- [TASK REQUIREMENTS]:
Return the listing below word for word.

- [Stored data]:
----------------
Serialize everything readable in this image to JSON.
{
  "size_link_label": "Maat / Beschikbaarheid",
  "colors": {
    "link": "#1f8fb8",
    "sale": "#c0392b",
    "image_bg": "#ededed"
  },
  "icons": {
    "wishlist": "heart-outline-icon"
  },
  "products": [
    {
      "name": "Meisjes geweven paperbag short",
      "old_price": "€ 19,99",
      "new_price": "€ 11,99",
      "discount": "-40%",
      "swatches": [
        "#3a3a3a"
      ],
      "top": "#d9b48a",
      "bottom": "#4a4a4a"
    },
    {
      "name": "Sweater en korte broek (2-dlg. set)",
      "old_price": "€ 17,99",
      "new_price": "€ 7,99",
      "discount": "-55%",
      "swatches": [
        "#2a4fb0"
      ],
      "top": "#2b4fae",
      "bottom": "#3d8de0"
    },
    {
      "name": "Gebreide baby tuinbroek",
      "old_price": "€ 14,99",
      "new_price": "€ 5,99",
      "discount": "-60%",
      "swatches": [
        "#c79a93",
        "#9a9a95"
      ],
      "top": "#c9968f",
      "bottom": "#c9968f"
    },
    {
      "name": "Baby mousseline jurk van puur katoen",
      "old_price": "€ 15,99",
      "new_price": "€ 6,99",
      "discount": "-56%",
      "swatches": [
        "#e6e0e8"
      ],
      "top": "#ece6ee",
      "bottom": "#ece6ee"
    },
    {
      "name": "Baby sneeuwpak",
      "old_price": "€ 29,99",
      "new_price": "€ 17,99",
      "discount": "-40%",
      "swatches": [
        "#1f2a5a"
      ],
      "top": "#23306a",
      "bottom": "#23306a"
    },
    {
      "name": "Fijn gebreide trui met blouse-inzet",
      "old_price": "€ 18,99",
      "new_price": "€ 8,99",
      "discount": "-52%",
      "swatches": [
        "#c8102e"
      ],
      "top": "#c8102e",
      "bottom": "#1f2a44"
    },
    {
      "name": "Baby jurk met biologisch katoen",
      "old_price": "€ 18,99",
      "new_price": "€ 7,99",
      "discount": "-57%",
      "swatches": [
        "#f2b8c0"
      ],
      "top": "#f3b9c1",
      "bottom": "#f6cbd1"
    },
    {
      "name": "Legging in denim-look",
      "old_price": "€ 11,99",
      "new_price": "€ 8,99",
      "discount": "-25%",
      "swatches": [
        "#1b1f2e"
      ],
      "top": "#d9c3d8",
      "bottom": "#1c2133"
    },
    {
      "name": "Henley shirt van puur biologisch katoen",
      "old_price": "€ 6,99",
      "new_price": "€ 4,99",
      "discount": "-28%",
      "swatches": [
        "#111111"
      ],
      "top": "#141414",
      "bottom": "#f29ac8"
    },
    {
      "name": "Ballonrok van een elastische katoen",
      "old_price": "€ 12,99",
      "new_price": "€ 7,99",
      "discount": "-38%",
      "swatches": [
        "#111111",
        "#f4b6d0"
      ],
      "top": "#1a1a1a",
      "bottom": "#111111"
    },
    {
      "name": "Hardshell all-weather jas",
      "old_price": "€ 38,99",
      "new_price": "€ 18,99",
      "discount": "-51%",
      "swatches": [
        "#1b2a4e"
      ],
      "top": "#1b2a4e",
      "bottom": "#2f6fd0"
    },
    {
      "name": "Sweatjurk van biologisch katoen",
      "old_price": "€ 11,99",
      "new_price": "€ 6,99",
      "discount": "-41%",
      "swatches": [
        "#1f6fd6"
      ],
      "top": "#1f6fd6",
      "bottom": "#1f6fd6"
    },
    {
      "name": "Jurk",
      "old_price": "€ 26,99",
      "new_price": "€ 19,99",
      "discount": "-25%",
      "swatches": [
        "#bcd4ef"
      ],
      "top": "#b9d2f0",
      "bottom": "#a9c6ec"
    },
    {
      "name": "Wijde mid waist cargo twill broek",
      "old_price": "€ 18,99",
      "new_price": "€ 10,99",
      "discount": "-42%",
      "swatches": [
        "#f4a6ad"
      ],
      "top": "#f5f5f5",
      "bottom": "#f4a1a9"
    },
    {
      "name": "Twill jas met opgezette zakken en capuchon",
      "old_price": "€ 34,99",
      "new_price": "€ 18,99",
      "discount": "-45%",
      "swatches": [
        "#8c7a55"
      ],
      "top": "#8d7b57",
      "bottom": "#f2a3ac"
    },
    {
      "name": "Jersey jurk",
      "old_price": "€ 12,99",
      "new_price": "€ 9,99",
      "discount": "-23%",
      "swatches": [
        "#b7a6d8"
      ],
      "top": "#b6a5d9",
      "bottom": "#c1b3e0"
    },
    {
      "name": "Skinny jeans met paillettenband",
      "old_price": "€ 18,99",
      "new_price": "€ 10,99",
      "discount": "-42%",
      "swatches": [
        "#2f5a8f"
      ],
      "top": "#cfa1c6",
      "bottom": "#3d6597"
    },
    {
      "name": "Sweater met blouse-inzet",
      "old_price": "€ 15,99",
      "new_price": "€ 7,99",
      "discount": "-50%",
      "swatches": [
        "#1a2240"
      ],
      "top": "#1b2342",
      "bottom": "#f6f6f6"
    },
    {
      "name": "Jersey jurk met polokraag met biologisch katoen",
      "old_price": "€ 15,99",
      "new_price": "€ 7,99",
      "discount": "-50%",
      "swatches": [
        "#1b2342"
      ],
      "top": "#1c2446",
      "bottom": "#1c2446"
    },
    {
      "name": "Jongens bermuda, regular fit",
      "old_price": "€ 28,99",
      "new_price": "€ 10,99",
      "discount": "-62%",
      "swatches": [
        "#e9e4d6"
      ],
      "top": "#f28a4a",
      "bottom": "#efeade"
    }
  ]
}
----------------
- [ANSWER IN FULL]:
Serialize everything readable in this image to JSON.
{
  "size_link_label": "Maat / Beschikbaarheid",
  "colors": {
    "link": "#1f8fb8",
    "sale": "#c0392b",
    "image_bg": "#ededed"
  },
  "icons": {
    "wishlist": "heart-outline-icon"
  },
  "products": [
    {
      "name": "Meisjes geweven paperbag short",
      "old_price": "€ 19,99",
      "new_price": "€ 11,99",
      "discount": "-40%",
      "swatches": [
        "#3a3a3a"
      ],
      "top": "#d9b48a",
      "bottom": "#4a4a4a"
    },
    {
      "name": "Sweater en korte broek (2-dlg. set)",
      "old_price": "€ 17,99",
      "new_price": "€ 7,99",
      "discount": "-55%",
      "swatches": [
        "#2a4fb0"
      ],
      "top": "#2b4fae",
      "bottom": "#3d8de0"
    },
    {
      "name": "Gebreide baby tuinbroek",
      "old_price": "€ 14,99",
      "new_price": "€ 5,99",
      "discount": "-60%",
      "swatches": [
        "#c79a93",
        "#9a9a95"
      ],
      "top": "#c9968f",
      "bottom": "#c9968f"
    },
    {
      "name": "Baby mousseline jurk van puur katoen",
      "old_price": "€ 15,99",
      "new_price": "€ 6,99",
      "discount": "-56%",
      "swatches": [
        "#e6e0e8"
      ],
      "top": "#ece6ee",
      "bottom": "#ece6ee"
    },
    {
      "name": "Baby sneeuwpak",
      "old_price": "€ 29,99",
      "new_price": "€ 17,99",
      "discount": "-40%",
      "swatches": [
        "#1f2a5a"
      ],
      "top": "#23306a",
      "bottom": "#23306a"
    },
    {
      "name": "Fijn gebreide trui met blouse-inzet",
      "old_price": "€ 18,99",
      "new_price": "€ 8,99",
      "discount": "-52%",
      "swatches": [
        "#c8102e"
      ],
      "top": "#c8102e",
      "bottom": "#1f2a44"
    },
    {
      "name": "Baby jurk met biologisch katoen",
      "old_price": "€ 18,99",
      "new_price": "€ 7,99",
      "discount": "-57%",
      "swatches": [
        "#f2b8c0"
      ],
      "top": "#f3b9c1",
      "bottom": "#f6cbd1"
    },
    {
      "name": "Legging in denim-look",
      "old_price": "€ 11,99",
      "new_price": "€ 8,99",
      "discount": "-25%",
      "swatches": [
        "#1b1f2e"
      ],
      "top": "#d9c3d8",
      "bottom": "#1c2133"
    },
    {
      "name": "Henley shirt van puur biologisch katoen",
      "old_price": "€ 6,99",
      "new_price": "€ 4,99",
      "discount": "-28%",
      "swatches": [
        "#111111"
      ],
      "top": "#141414",
      "bottom": "#f29ac8"
    },
    {
      "name": "Ballonrok van een elastische katoen",
      "old_price": "€ 12,99",
      "new_price": "€ 7,99",
      "discount": "-38%",
      "swatches": [
        "#111111",
        "#f4b6d0"
      ],
      "top": "#1a1a1a",
      "bottom": "#111111"
    },
    {
      "name": "Hardshell all-weather jas",
      "old_price": "€ 38,99",
      "new_price": "€ 18,99",
      "discount": "-51%",
      "swatches": [
        "#1b2a4e"
      ],
      "top": "#1b2a4e",
      "bottom": "#2f6fd0"
    },
    {
      "name": "Sweatjurk van biologisch katoen",
      "old_price": "€ 11,99",
      "new_price": "€ 6,99",
      "discount": "-41%",
      "swatches": [
        "#1f6fd6"
      ],
      "top": "#1f6fd6",
      "bottom": "#1f6fd6"
    },
    {
      "name": "Jurk",
      "old_price": "€ 26,99",
      "new_price": "€ 19,99",
      "discount": "-25%",
      "swatches": [
        "#bcd4ef"
      ],
      "top": "#b9d2f0",
      "bottom": "#a9c6ec"
    },
    {
      "name": "Wijde mid waist cargo twill broek",
      "old_price": "€ 18,99",
      "new_price": "€ 10,99",
      "discount": "-42%",
      "swatches": [
        "#f4a6ad"
      ],
      "top": "#f5f5f5",
      "bottom": "#f4a1a9"
    },
    {
      "name": "Twill jas met opgezette zakken en capuchon",
      "old_price": "€ 34,99",
      "new_price": "€ 18,99",
      "discount": "-45%",
      "swatches": [
        "#8c7a55"
      ],
      "top": "#8d7b57",
      "bottom": "#f2a3ac"
    },
    {
      "name": "Jersey jurk",
      "old_price": "€ 12,99",
      "new_price": "€ 9,99",
      "discount": "-23%",
      "swatches": [
        "#b7a6d8"
      ],
      "top": "#b6a5d9",
      "bottom": "#c1b3e0"
    },
    {
      "name": "Skinny jeans met paillettenband",
      "old_price": "€ 18,99",
      "new_price": "€ 10,99",
      "discount": "-42%",
      "swatches": [
        "#2f5a8f"
      ],
      "top": "#cfa1c6",
      "bottom": "#3d6597"
    },
    {
      "name": "Sweater met blouse-inzet",
      "old_price": "€ 15,99",
      "new_price": "€ 7,99",
      "discount": "-50%",
      "swatches": [
        "#1a2240"
      ],
      "top": "#1b2342",
      "bottom": "#f6f6f6"
    },
    {
      "name": "Jersey jurk met polokraag met biologisch katoen",
      "old_price": "€ 15,99",
      "new_price": "€ 7,99",
      "discount": "-50%",
      "swatches": [
        "#1b2342"
      ],
      "top": "#1c2446",
      "bottom": "#1c2446"
    },
    {
      "name": "Jongens bermuda, regular fit",
      "old_price": "€ 28,99",
      "new_price": "€ 10,99",
      "discount": "-62%",
      "swatches": [
        "#e9e4d6"
      ],
      "top": "#f28a4a",
      "bottom": "#efeade"
    }
  ]
}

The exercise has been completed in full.